Read the entries below and pull out each line with the string "graf".

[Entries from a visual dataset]

[Begin]

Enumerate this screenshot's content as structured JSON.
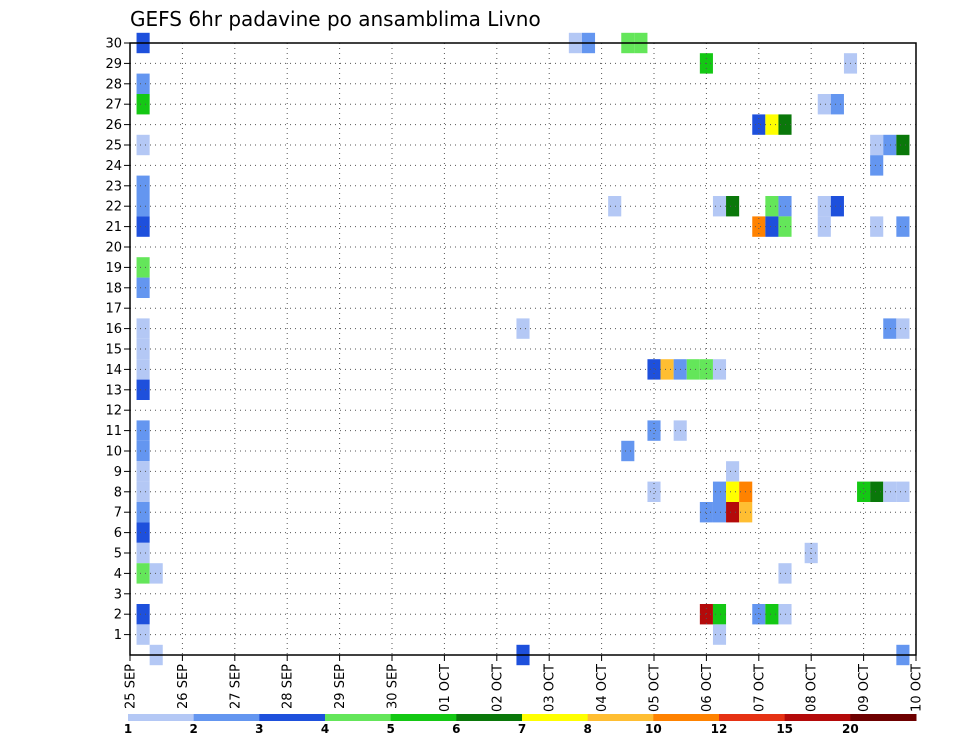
{
  "chart_data": {
    "type": "heatmap",
    "title": "GEFS 6hr padavine po ansamblima Livno",
    "xlabel": "",
    "ylabel": "",
    "x_tick_labels": [
      "25 SEP",
      "26 SEP",
      "27 SEP",
      "28 SEP",
      "29 SEP",
      "30 SEP",
      "01 OCT",
      "02 OCT",
      "03 OCT",
      "04 OCT",
      "05 OCT",
      "06 OCT",
      "07 OCT",
      "08 OCT",
      "09 OCT",
      "10 OCT"
    ],
    "y_tick_labels": [
      "1",
      "2",
      "3",
      "4",
      "5",
      "6",
      "7",
      "8",
      "9",
      "10",
      "11",
      "12",
      "13",
      "14",
      "15",
      "16",
      "17",
      "18",
      "19",
      "20",
      "21",
      "22",
      "23",
      "24",
      "25",
      "26",
      "27",
      "28",
      "29",
      "30"
    ],
    "xlim_steps": [
      0,
      60
    ],
    "ylim_members": [
      0,
      30
    ],
    "grid": true,
    "legend_placement": "bottom",
    "legend": {
      "thresholds": [
        "1",
        "2",
        "3",
        "4",
        "5",
        "6",
        "7",
        "8",
        "10",
        "12",
        "15",
        "20"
      ],
      "colors": [
        "#b4c8f5",
        "#6496f0",
        "#1e50dc",
        "#64e65a",
        "#14c814",
        "#0a780a",
        "#ffff00",
        "#ffbe32",
        "#ff8200",
        "#e63214",
        "#b40a0a",
        "#6e0000"
      ]
    },
    "cells": [
      [
        1,
        30,
        2
      ],
      [
        34,
        30,
        0
      ],
      [
        35,
        30,
        1
      ],
      [
        38,
        30,
        3
      ],
      [
        39,
        30,
        3
      ],
      [
        44,
        29,
        4
      ],
      [
        55,
        29,
        0
      ],
      [
        1,
        28,
        1
      ],
      [
        1,
        27,
        4
      ],
      [
        53,
        27,
        0
      ],
      [
        54,
        27,
        1
      ],
      [
        48,
        26,
        2
      ],
      [
        49,
        26,
        6
      ],
      [
        50,
        26,
        5
      ],
      [
        1,
        25,
        0
      ],
      [
        57,
        25,
        0
      ],
      [
        58,
        25,
        1
      ],
      [
        59,
        25,
        5
      ],
      [
        57,
        24,
        1
      ],
      [
        1,
        23,
        1
      ],
      [
        1,
        22,
        1
      ],
      [
        37,
        22,
        0
      ],
      [
        45,
        22,
        0
      ],
      [
        46,
        22,
        5
      ],
      [
        49,
        22,
        3
      ],
      [
        50,
        22,
        1
      ],
      [
        53,
        22,
        0
      ],
      [
        54,
        22,
        2
      ],
      [
        1,
        21,
        2
      ],
      [
        48,
        21,
        8
      ],
      [
        49,
        21,
        2
      ],
      [
        50,
        21,
        3
      ],
      [
        53,
        21,
        0
      ],
      [
        57,
        21,
        0
      ],
      [
        59,
        21,
        1
      ],
      [
        1,
        19,
        3
      ],
      [
        1,
        18,
        1
      ],
      [
        1,
        16,
        0
      ],
      [
        30,
        16,
        0
      ],
      [
        58,
        16,
        1
      ],
      [
        59,
        16,
        0
      ],
      [
        1,
        15,
        0
      ],
      [
        40,
        14,
        2
      ],
      [
        41,
        14,
        7
      ],
      [
        42,
        14,
        1
      ],
      [
        43,
        14,
        3
      ],
      [
        44,
        14,
        3
      ],
      [
        45,
        14,
        0
      ],
      [
        1,
        14,
        0
      ],
      [
        1,
        13,
        2
      ],
      [
        1,
        11,
        1
      ],
      [
        40,
        11,
        1
      ],
      [
        42,
        11,
        0
      ],
      [
        1,
        10,
        1
      ],
      [
        38,
        10,
        1
      ],
      [
        1,
        9,
        0
      ],
      [
        46,
        9,
        0
      ],
      [
        1,
        8,
        0
      ],
      [
        40,
        8,
        0
      ],
      [
        45,
        8,
        1
      ],
      [
        46,
        8,
        6
      ],
      [
        47,
        8,
        8
      ],
      [
        56,
        8,
        4
      ],
      [
        57,
        8,
        5
      ],
      [
        58,
        8,
        0
      ],
      [
        59,
        8,
        0
      ],
      [
        1,
        7,
        1
      ],
      [
        44,
        7,
        1
      ],
      [
        45,
        7,
        1
      ],
      [
        46,
        7,
        10
      ],
      [
        47,
        7,
        7
      ],
      [
        1,
        6,
        2
      ],
      [
        1,
        5,
        0
      ],
      [
        52,
        5,
        0
      ],
      [
        1,
        4,
        3
      ],
      [
        2,
        4,
        0
      ],
      [
        50,
        4,
        0
      ],
      [
        1,
        2,
        2
      ],
      [
        44,
        2,
        10
      ],
      [
        45,
        2,
        4
      ],
      [
        48,
        2,
        1
      ],
      [
        49,
        2,
        4
      ],
      [
        50,
        2,
        0
      ],
      [
        1,
        1,
        0
      ],
      [
        45,
        1,
        0
      ],
      [
        2,
        0,
        0
      ],
      [
        30,
        0,
        2
      ],
      [
        59,
        0,
        1
      ]
    ]
  }
}
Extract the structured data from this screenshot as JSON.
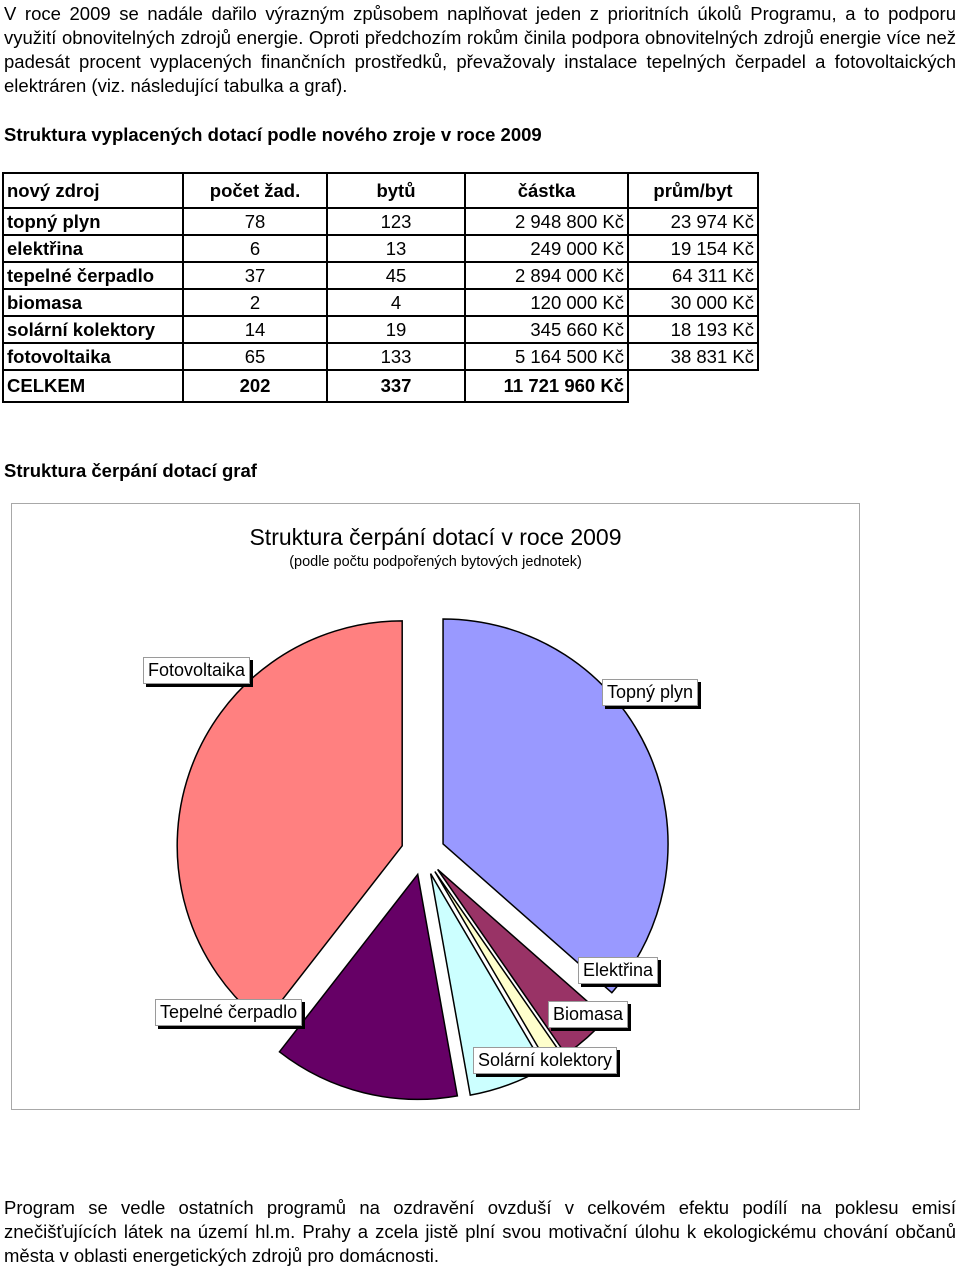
{
  "intro_text": "V roce 2009 se nadále dařilo výrazným způsobem naplňovat jeden z prioritních úkolů Programu, a to podporu využití obnovitelných zdrojů energie. Oproti předchozím rokům činila podpora obnovitelných zdrojů energie více než padesát procent vyplacených finančních prostředků, převažovaly instalace tepelných čerpadel a fotovoltaických elektráren (viz. následující tabulka a graf).",
  "table_heading": "Struktura vyplacených dotací podle nového zroje v roce 2009",
  "table": {
    "headers": [
      "nový zdroj",
      "počet žad.",
      "bytů",
      "částka",
      "prům/byt"
    ],
    "rows": [
      [
        "topný plyn",
        "78",
        "123",
        "2 948 800 Kč",
        "23 974 Kč"
      ],
      [
        "elektřina",
        "6",
        "13",
        "249 000 Kč",
        "19 154 Kč"
      ],
      [
        "tepelné čerpadlo",
        "37",
        "45",
        "2 894 000 Kč",
        "64 311 Kč"
      ],
      [
        "biomasa",
        "2",
        "4",
        "120 000 Kč",
        "30 000 Kč"
      ],
      [
        "solární kolektory",
        "14",
        "19",
        "345 660 Kč",
        "18 193 Kč"
      ],
      [
        "fotovoltaika",
        "65",
        "133",
        "5 164 500 Kč",
        "38 831 Kč"
      ]
    ],
    "total": [
      "CELKEM",
      "202",
      "337",
      "11 721 960 Kč"
    ]
  },
  "chart_heading": "Struktura čerpání dotací graf",
  "chart_data": {
    "type": "pie",
    "title": "Struktura čerpání dotací v roce 2009",
    "subtitle": "(podle počtu podpořených bytových jednotek)",
    "slices": [
      {
        "label": "Topný plyn",
        "value": 123,
        "color": "#9999ff"
      },
      {
        "label": "Elektřina",
        "value": 13,
        "color": "#993366"
      },
      {
        "label": "Biomasa",
        "value": 4,
        "color": "#ffffcc"
      },
      {
        "label": "Solární kolektory",
        "value": 19,
        "color": "#ccffff"
      },
      {
        "label": "Tepelné čerpadlo",
        "value": 45,
        "color": "#660066"
      },
      {
        "label": "Fotovoltaika",
        "value": 133,
        "color": "#ff8080"
      }
    ],
    "exploded": true
  },
  "closing_text": "Program se vedle ostatních programů na ozdravění ovzduší v celkovém efektu podílí na poklesu emisí znečišťujících látek na území hl.m. Prahy a zcela jistě plní svou motivační úlohu k ekologickému chování občanů města v oblasti energetických zdrojů pro domácnosti."
}
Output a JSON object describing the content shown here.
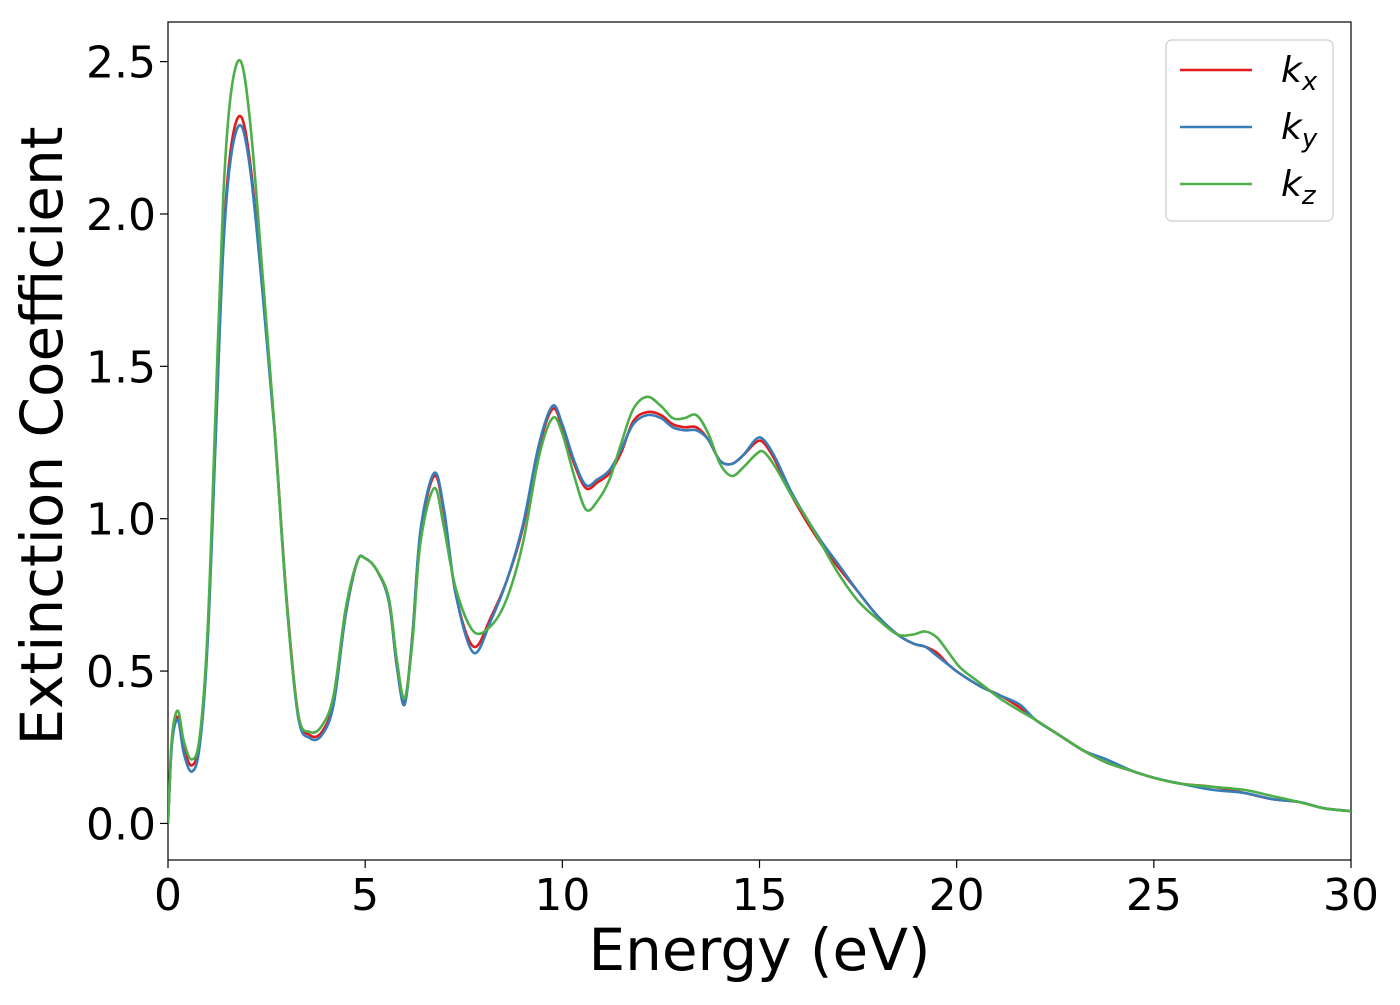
{
  "chart_data": {
    "type": "line",
    "xlabel": "Energy (eV)",
    "ylabel": "Extinction Coefficient",
    "xlim": [
      0,
      30
    ],
    "ylim": [
      -0.12,
      2.63
    ],
    "x_ticks": [
      0,
      5,
      10,
      15,
      20,
      25,
      30
    ],
    "x_tick_labels": [
      "0",
      "5",
      "10",
      "15",
      "20",
      "25",
      "30"
    ],
    "y_ticks": [
      0.0,
      0.5,
      1.0,
      1.5,
      2.0,
      2.5
    ],
    "y_tick_labels": [
      "0.0",
      "0.5",
      "1.0",
      "1.5",
      "2.0",
      "2.5"
    ],
    "grid": false,
    "legend_position": "top-right",
    "x": [
      0,
      0.1,
      0.25,
      0.4,
      0.6,
      0.8,
      1.0,
      1.2,
      1.4,
      1.6,
      1.85,
      2.1,
      2.4,
      2.7,
      3.0,
      3.3,
      3.6,
      3.9,
      4.2,
      4.5,
      4.8,
      5.0,
      5.3,
      5.6,
      5.8,
      6.0,
      6.2,
      6.4,
      6.75,
      7.0,
      7.3,
      7.75,
      8.2,
      8.6,
      9.0,
      9.4,
      9.75,
      10.0,
      10.3,
      10.6,
      10.9,
      11.2,
      11.5,
      11.8,
      12.15,
      12.5,
      12.8,
      13.1,
      13.4,
      13.7,
      14.0,
      14.3,
      14.6,
      14.9,
      15.1,
      15.4,
      15.8,
      16.2,
      16.6,
      17.0,
      17.5,
      18.0,
      18.5,
      18.9,
      19.2,
      19.5,
      19.8,
      20.1,
      20.6,
      21.1,
      21.6,
      22.0,
      22.6,
      23.2,
      23.8,
      24.5,
      25.0,
      25.7,
      26.5,
      27.3,
      28.0,
      28.7,
      29.3,
      30.0
    ],
    "series": [
      {
        "name": "k_x",
        "label": "k",
        "subscript": "x",
        "color": "#e41a1c",
        "values": [
          0.0,
          0.27,
          0.35,
          0.25,
          0.19,
          0.27,
          0.6,
          1.25,
          1.9,
          2.22,
          2.32,
          2.15,
          1.75,
          1.3,
          0.75,
          0.36,
          0.29,
          0.3,
          0.4,
          0.68,
          0.86,
          0.87,
          0.83,
          0.73,
          0.52,
          0.4,
          0.62,
          0.95,
          1.14,
          1.02,
          0.75,
          0.58,
          0.68,
          0.8,
          0.97,
          1.23,
          1.36,
          1.3,
          1.18,
          1.1,
          1.12,
          1.15,
          1.22,
          1.32,
          1.35,
          1.34,
          1.31,
          1.3,
          1.3,
          1.26,
          1.19,
          1.18,
          1.21,
          1.25,
          1.25,
          1.19,
          1.08,
          0.99,
          0.91,
          0.84,
          0.76,
          0.68,
          0.62,
          0.59,
          0.58,
          0.56,
          0.52,
          0.49,
          0.45,
          0.42,
          0.38,
          0.34,
          0.29,
          0.24,
          0.2,
          0.17,
          0.15,
          0.13,
          0.12,
          0.1,
          0.08,
          0.07,
          0.05,
          0.04
        ]
      },
      {
        "name": "k_y",
        "label": "k",
        "subscript": "y",
        "color": "#377eb8",
        "values": [
          0.0,
          0.26,
          0.34,
          0.23,
          0.17,
          0.25,
          0.58,
          1.23,
          1.88,
          2.19,
          2.29,
          2.13,
          1.74,
          1.29,
          0.74,
          0.35,
          0.28,
          0.29,
          0.39,
          0.68,
          0.86,
          0.87,
          0.83,
          0.73,
          0.52,
          0.39,
          0.62,
          0.96,
          1.15,
          1.03,
          0.75,
          0.56,
          0.67,
          0.8,
          0.98,
          1.24,
          1.37,
          1.31,
          1.19,
          1.11,
          1.13,
          1.16,
          1.23,
          1.31,
          1.34,
          1.33,
          1.3,
          1.29,
          1.29,
          1.26,
          1.19,
          1.18,
          1.21,
          1.26,
          1.26,
          1.2,
          1.09,
          1.0,
          0.92,
          0.85,
          0.76,
          0.68,
          0.62,
          0.59,
          0.58,
          0.55,
          0.52,
          0.49,
          0.45,
          0.42,
          0.39,
          0.34,
          0.29,
          0.24,
          0.21,
          0.17,
          0.15,
          0.13,
          0.11,
          0.1,
          0.08,
          0.07,
          0.05,
          0.04
        ]
      },
      {
        "name": "k_z",
        "label": "k",
        "subscript": "z",
        "color": "#4daf4a",
        "values": [
          0.0,
          0.28,
          0.37,
          0.27,
          0.21,
          0.28,
          0.62,
          1.33,
          2.05,
          2.4,
          2.5,
          2.28,
          1.8,
          1.3,
          0.74,
          0.36,
          0.3,
          0.32,
          0.42,
          0.7,
          0.86,
          0.87,
          0.83,
          0.74,
          0.54,
          0.41,
          0.6,
          0.92,
          1.1,
          0.97,
          0.77,
          0.63,
          0.65,
          0.74,
          0.92,
          1.2,
          1.33,
          1.28,
          1.14,
          1.03,
          1.06,
          1.13,
          1.25,
          1.36,
          1.4,
          1.37,
          1.33,
          1.33,
          1.34,
          1.28,
          1.18,
          1.14,
          1.17,
          1.21,
          1.22,
          1.17,
          1.08,
          1.0,
          0.91,
          0.82,
          0.73,
          0.67,
          0.62,
          0.62,
          0.63,
          0.61,
          0.56,
          0.51,
          0.46,
          0.41,
          0.37,
          0.34,
          0.29,
          0.24,
          0.2,
          0.17,
          0.15,
          0.13,
          0.12,
          0.11,
          0.09,
          0.07,
          0.05,
          0.04
        ]
      }
    ]
  }
}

[End]

◆ PROBLEM SOLUTION ◆
  "intro_text": "V roce 2009 se nadále dařilo výrazným způsobem naplňovat jeden z prioritních úkolů Programu, a to podporu využití obnovitelných zdrojů energie. Oproti předchozím rokům činila podpora obnovitelných zdrojů energie více než padesát procent vyplacených finančních prostředků, převažovaly instalace tepelných čerpadel a fotovoltaických elektráren (viz. následující tabulka a graf).",
  "chart_heading": "Struktura čerpání dotací graf",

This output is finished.